### Exercise details
Keep only the lines of the listing that include the word "have", and copy them.

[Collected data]
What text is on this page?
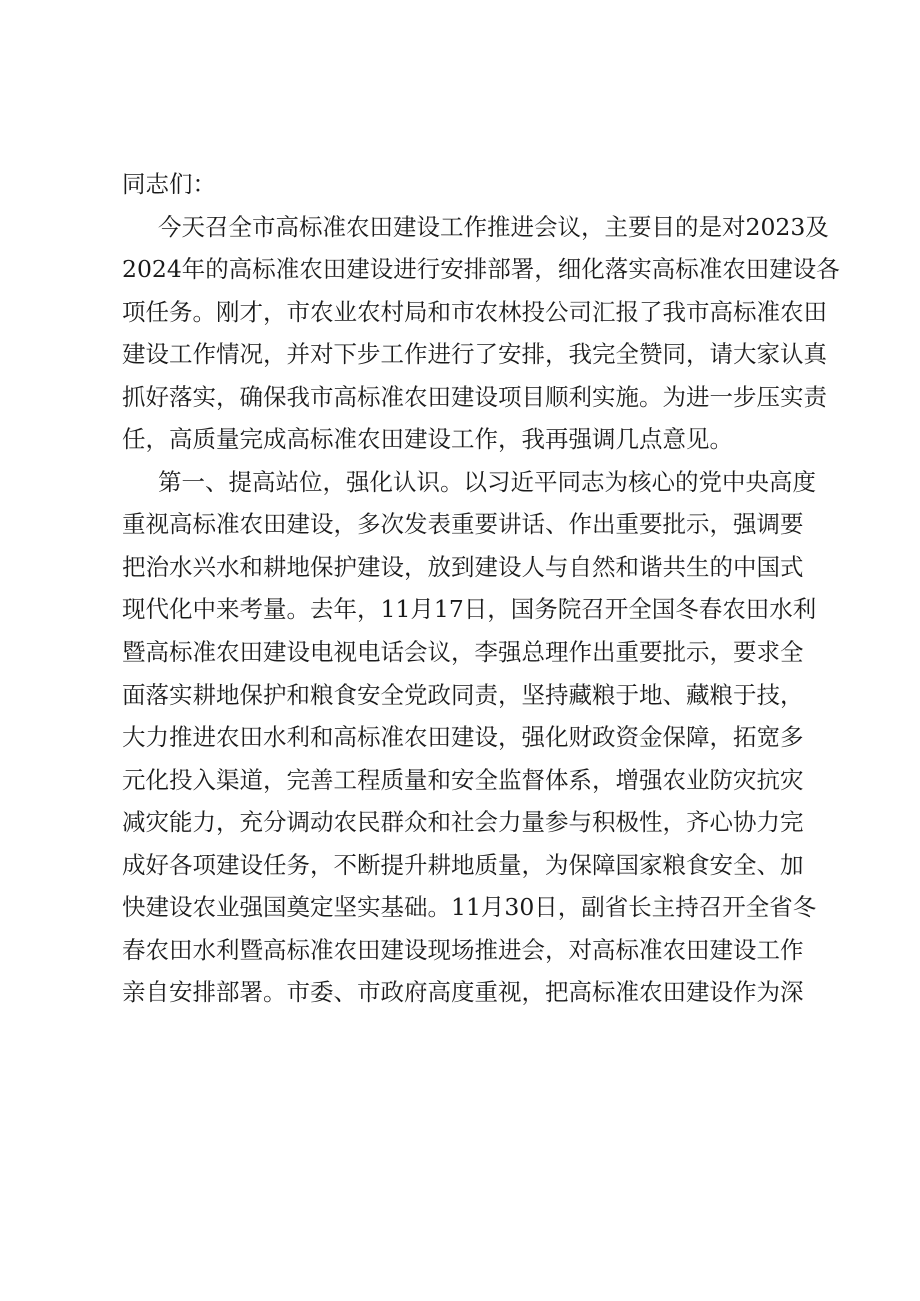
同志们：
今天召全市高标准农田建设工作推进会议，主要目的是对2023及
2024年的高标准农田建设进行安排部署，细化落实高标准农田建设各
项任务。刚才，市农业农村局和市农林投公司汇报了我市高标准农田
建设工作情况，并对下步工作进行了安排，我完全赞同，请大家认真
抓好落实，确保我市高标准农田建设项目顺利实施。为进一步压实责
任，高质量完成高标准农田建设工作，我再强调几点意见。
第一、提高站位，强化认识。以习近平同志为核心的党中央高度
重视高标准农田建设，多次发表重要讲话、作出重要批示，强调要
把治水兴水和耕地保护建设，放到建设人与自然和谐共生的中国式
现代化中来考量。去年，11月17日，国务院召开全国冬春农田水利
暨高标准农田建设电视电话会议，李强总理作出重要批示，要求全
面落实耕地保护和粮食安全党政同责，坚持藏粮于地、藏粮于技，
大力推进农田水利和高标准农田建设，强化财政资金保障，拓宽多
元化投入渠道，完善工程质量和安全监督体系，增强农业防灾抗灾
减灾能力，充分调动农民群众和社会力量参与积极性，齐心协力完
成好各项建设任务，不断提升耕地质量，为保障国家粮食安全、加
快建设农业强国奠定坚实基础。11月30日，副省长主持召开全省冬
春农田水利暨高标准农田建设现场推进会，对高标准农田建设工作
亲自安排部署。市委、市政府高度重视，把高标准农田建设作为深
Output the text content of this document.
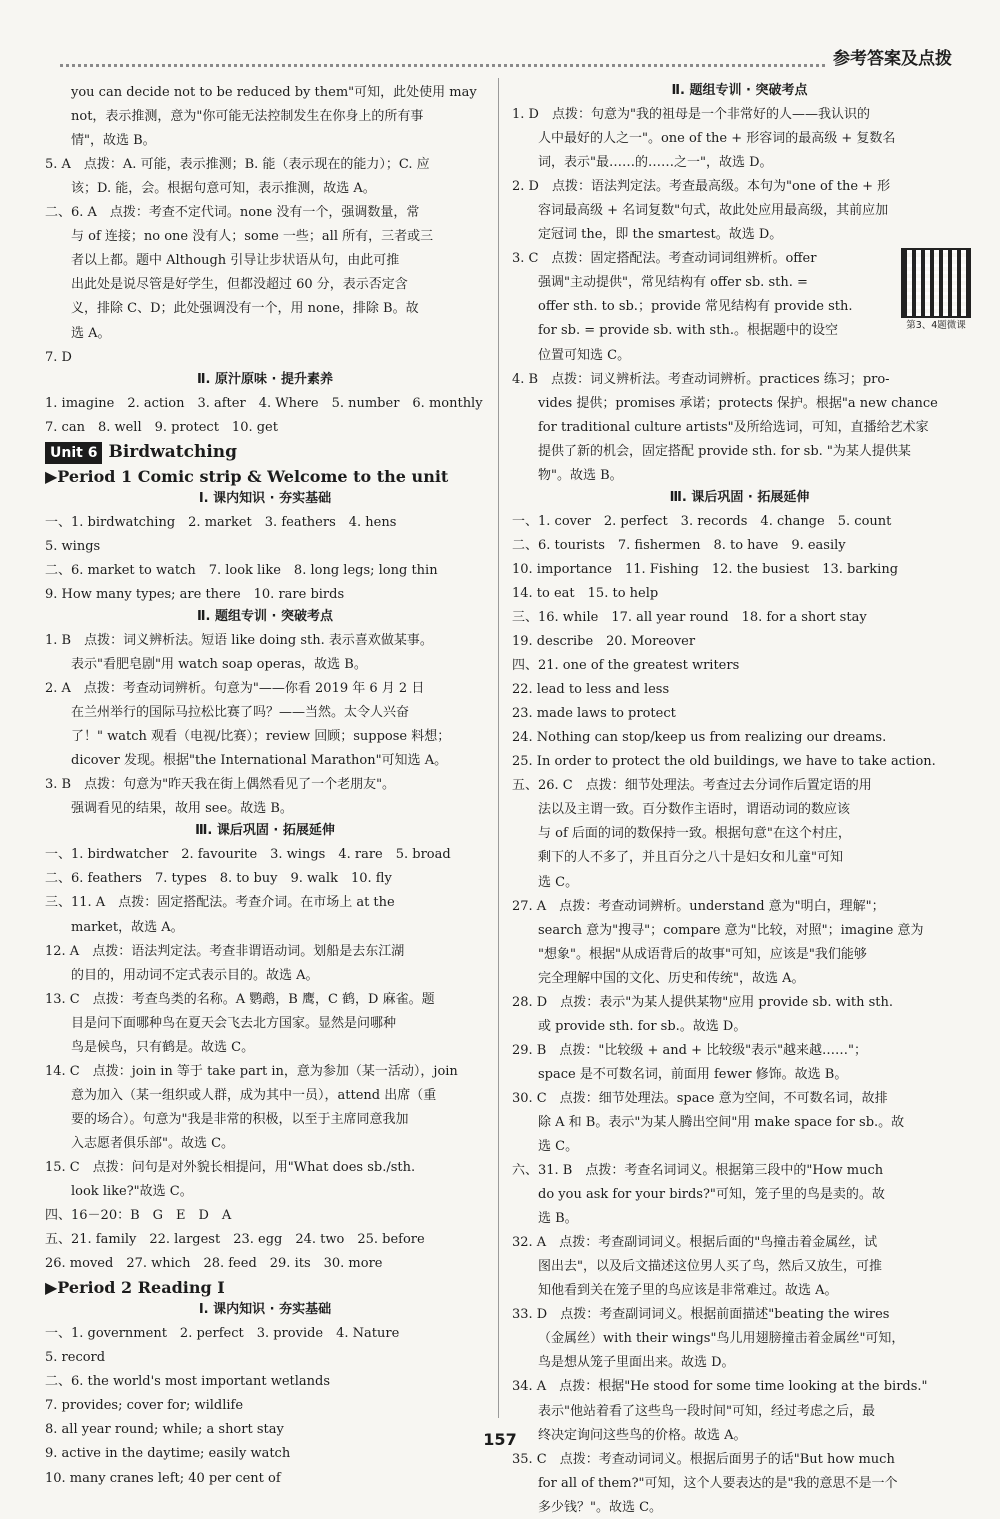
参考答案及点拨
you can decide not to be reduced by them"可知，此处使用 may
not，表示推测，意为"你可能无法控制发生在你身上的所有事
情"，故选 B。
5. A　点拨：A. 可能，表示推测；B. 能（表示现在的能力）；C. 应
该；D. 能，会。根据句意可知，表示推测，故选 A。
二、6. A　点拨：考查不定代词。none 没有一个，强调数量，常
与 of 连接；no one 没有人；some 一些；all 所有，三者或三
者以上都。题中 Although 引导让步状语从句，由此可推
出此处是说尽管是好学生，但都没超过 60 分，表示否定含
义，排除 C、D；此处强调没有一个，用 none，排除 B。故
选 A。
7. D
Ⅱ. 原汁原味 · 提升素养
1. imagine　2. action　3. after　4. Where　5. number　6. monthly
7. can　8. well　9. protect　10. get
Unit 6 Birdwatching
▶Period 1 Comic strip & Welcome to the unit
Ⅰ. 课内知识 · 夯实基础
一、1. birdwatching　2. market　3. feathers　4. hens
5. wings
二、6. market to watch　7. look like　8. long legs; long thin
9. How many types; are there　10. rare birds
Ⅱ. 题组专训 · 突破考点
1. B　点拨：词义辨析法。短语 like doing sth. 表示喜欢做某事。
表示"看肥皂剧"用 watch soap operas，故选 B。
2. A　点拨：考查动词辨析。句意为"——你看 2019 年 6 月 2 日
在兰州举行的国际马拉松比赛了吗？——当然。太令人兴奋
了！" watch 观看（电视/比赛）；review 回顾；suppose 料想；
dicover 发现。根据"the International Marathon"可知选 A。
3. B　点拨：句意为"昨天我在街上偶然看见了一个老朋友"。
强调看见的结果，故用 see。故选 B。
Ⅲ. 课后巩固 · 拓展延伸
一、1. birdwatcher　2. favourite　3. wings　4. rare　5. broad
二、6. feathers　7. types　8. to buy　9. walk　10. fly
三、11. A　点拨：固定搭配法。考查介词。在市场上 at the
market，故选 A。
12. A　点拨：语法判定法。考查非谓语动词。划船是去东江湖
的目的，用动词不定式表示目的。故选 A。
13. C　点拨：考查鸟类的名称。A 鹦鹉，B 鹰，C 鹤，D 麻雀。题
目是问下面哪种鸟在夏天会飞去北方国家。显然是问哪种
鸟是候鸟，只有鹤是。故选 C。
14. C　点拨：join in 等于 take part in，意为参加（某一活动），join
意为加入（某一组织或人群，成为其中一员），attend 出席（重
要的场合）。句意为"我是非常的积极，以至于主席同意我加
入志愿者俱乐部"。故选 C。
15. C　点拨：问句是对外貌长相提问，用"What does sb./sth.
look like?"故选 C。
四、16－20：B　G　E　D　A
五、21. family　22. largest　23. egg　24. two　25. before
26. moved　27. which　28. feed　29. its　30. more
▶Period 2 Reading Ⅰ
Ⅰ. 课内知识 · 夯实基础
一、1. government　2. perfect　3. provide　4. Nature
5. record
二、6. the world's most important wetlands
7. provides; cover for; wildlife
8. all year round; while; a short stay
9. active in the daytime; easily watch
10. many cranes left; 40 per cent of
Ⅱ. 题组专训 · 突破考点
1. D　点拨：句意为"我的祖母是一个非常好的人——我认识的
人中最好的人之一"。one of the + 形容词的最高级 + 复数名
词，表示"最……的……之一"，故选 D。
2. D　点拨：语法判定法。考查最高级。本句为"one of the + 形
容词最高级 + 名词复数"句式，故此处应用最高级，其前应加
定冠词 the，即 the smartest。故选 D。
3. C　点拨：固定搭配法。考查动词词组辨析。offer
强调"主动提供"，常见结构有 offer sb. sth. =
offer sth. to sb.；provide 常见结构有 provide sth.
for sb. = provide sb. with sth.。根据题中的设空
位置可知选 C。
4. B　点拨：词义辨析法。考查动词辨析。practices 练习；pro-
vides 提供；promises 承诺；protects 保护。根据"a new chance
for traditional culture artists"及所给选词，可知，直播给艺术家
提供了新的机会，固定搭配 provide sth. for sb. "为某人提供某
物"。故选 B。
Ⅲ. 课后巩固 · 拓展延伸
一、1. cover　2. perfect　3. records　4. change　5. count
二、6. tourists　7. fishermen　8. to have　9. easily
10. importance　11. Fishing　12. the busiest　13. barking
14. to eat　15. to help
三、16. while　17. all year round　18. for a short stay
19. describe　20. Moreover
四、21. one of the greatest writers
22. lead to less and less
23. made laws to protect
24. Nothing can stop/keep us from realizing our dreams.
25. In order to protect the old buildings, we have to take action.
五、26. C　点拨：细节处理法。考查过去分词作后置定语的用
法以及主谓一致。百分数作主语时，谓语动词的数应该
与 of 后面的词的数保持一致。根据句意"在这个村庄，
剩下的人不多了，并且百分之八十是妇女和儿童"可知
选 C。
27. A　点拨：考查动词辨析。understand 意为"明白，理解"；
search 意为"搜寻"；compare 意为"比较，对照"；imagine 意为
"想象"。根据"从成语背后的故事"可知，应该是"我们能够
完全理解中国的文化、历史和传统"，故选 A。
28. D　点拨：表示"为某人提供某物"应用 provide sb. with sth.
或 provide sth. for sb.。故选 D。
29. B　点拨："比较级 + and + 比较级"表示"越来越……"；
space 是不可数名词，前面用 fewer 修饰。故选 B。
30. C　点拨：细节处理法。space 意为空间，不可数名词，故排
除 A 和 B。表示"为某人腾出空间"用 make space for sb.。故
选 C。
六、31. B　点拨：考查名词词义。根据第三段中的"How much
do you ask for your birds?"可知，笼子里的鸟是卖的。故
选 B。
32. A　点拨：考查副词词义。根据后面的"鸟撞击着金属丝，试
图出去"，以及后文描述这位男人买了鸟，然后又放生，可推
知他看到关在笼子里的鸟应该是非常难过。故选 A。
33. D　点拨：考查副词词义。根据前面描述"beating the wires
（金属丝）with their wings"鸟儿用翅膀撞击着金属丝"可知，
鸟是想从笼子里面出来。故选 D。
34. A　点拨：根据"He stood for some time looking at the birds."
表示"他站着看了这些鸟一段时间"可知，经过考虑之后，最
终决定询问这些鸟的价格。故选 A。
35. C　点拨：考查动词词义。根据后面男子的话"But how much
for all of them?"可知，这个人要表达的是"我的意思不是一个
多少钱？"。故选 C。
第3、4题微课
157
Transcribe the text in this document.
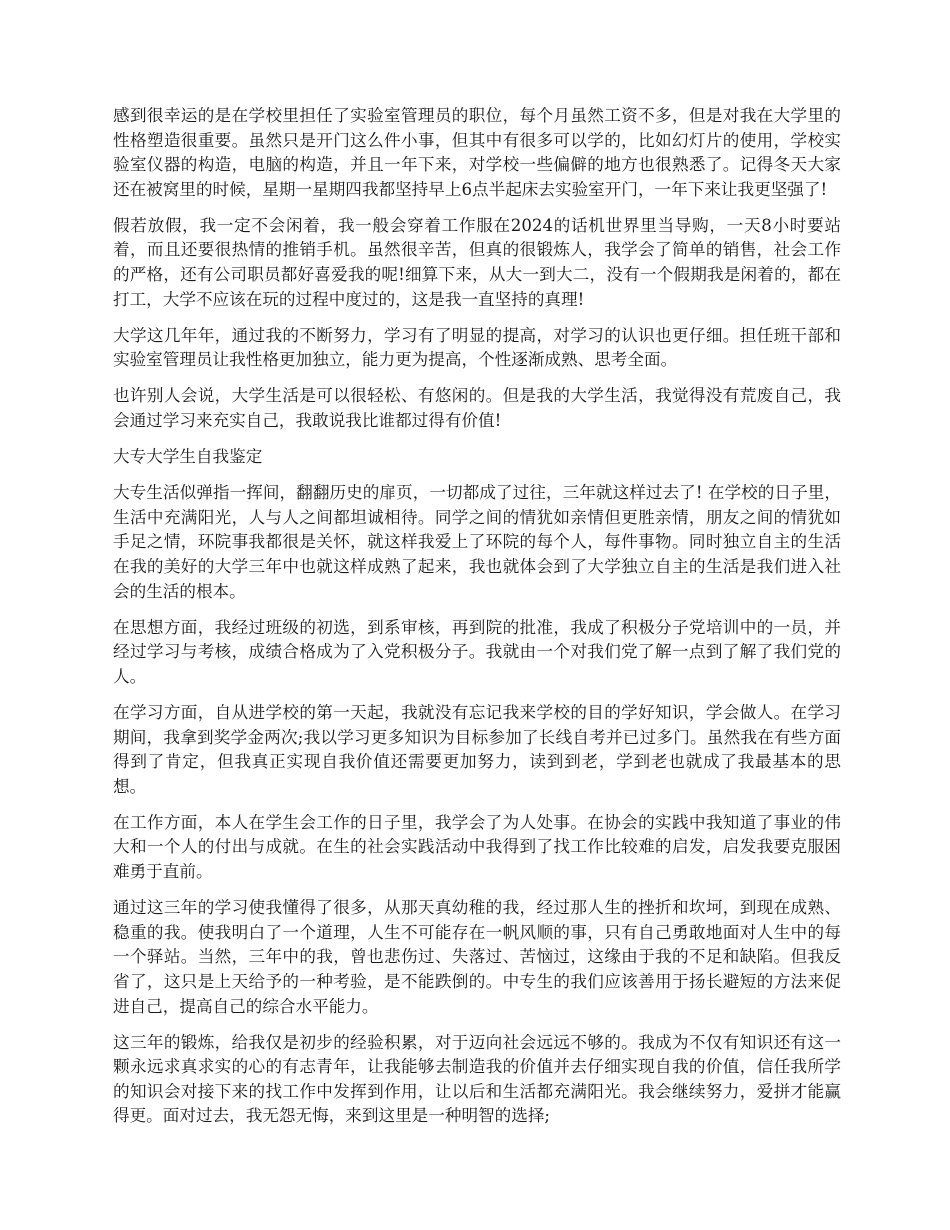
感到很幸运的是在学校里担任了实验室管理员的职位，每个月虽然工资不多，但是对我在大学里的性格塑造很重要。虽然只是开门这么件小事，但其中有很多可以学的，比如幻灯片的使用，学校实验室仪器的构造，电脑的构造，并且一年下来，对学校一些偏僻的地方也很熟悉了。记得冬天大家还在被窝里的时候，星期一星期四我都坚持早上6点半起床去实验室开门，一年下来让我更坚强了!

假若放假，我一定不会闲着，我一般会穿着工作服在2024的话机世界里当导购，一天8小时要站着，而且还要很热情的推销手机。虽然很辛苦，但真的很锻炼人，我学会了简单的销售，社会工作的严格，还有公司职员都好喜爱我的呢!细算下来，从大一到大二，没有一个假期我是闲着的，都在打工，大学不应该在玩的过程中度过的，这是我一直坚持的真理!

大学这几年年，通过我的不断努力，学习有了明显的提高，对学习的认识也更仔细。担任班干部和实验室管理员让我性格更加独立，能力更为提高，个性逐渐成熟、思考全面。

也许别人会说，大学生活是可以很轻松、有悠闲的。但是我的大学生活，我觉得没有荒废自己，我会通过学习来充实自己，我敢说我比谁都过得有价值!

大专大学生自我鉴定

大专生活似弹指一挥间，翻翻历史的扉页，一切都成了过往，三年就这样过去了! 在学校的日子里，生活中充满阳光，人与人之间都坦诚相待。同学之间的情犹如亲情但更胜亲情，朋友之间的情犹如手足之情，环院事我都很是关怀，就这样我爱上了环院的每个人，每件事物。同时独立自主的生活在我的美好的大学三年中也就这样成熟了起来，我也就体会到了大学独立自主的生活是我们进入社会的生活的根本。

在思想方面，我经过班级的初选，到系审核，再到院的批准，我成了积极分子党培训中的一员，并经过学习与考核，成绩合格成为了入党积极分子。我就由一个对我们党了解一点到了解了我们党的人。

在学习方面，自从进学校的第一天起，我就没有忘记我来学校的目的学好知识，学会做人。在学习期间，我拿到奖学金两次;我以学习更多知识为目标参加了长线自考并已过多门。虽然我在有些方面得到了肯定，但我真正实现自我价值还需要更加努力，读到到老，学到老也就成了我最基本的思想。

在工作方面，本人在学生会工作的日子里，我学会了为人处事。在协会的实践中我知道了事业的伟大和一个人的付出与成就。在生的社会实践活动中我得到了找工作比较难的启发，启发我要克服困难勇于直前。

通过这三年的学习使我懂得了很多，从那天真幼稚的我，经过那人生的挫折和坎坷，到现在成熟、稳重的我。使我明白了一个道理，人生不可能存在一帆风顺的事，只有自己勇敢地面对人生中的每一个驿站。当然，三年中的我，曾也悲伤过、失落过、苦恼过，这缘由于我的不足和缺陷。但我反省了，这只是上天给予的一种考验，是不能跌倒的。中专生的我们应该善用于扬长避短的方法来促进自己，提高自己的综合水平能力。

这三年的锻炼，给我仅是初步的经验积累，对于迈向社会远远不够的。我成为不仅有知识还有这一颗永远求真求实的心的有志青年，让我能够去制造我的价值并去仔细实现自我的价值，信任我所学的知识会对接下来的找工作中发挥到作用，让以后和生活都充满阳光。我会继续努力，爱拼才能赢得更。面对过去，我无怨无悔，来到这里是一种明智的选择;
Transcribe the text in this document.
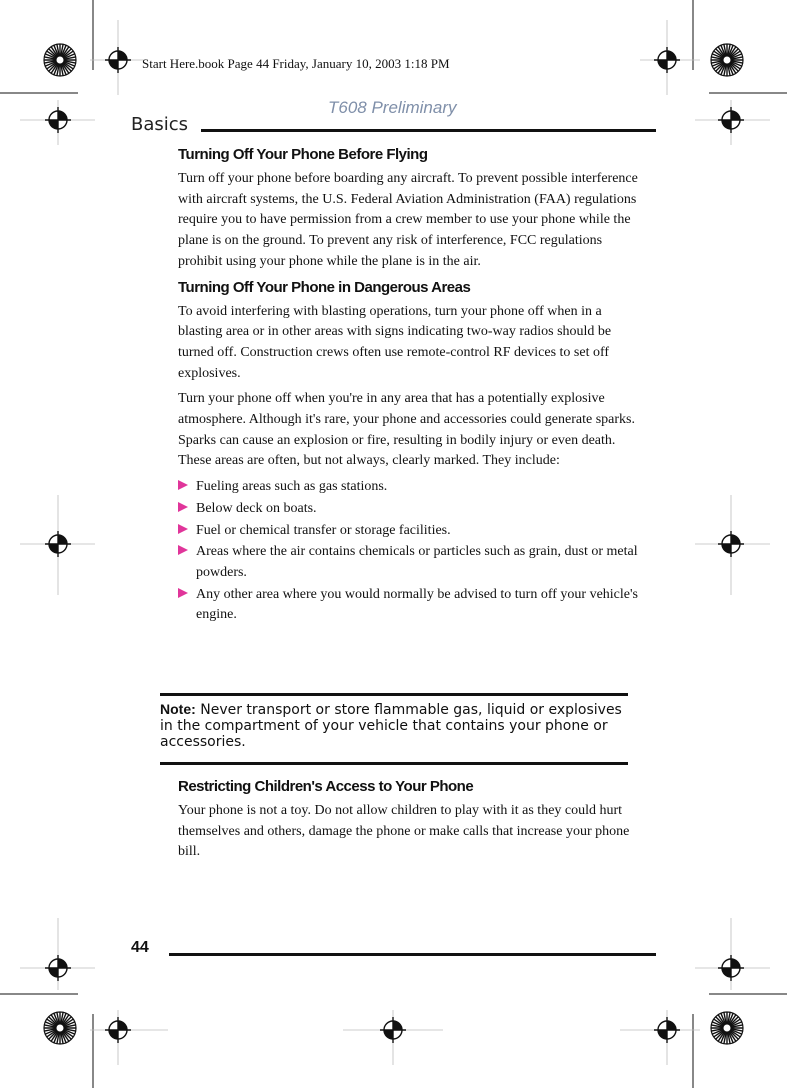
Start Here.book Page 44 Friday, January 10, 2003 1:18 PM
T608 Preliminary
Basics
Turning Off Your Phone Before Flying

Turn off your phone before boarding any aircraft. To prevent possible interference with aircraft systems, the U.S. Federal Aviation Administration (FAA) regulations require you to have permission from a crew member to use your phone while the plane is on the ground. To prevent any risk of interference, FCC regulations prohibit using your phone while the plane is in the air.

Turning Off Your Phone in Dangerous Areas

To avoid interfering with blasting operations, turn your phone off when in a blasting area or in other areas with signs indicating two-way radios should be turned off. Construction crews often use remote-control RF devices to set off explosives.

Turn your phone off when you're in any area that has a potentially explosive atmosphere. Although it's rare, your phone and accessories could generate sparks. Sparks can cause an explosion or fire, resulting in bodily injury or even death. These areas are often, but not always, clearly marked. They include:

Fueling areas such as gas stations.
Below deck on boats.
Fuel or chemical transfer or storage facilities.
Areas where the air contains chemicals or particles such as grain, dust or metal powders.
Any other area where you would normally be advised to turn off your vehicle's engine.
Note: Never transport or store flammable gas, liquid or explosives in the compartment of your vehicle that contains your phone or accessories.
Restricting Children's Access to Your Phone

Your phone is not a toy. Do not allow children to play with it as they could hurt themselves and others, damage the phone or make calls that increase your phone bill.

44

### Solution to this task
二、6. tourists　7. fishermen　8. to have　9. easily
25. In order to protect the old buildings, we have to take action.
Turn off your phone before boarding any aircraft. To prevent possible interference with aircraft systems, the U.S. Federal Aviation Administration (FAA) regulations require you to have permission from a crew member to use your phone while the plane is on the ground. To prevent any risk of interference, FCC regulations prohibit using your phone while the plane is in the air.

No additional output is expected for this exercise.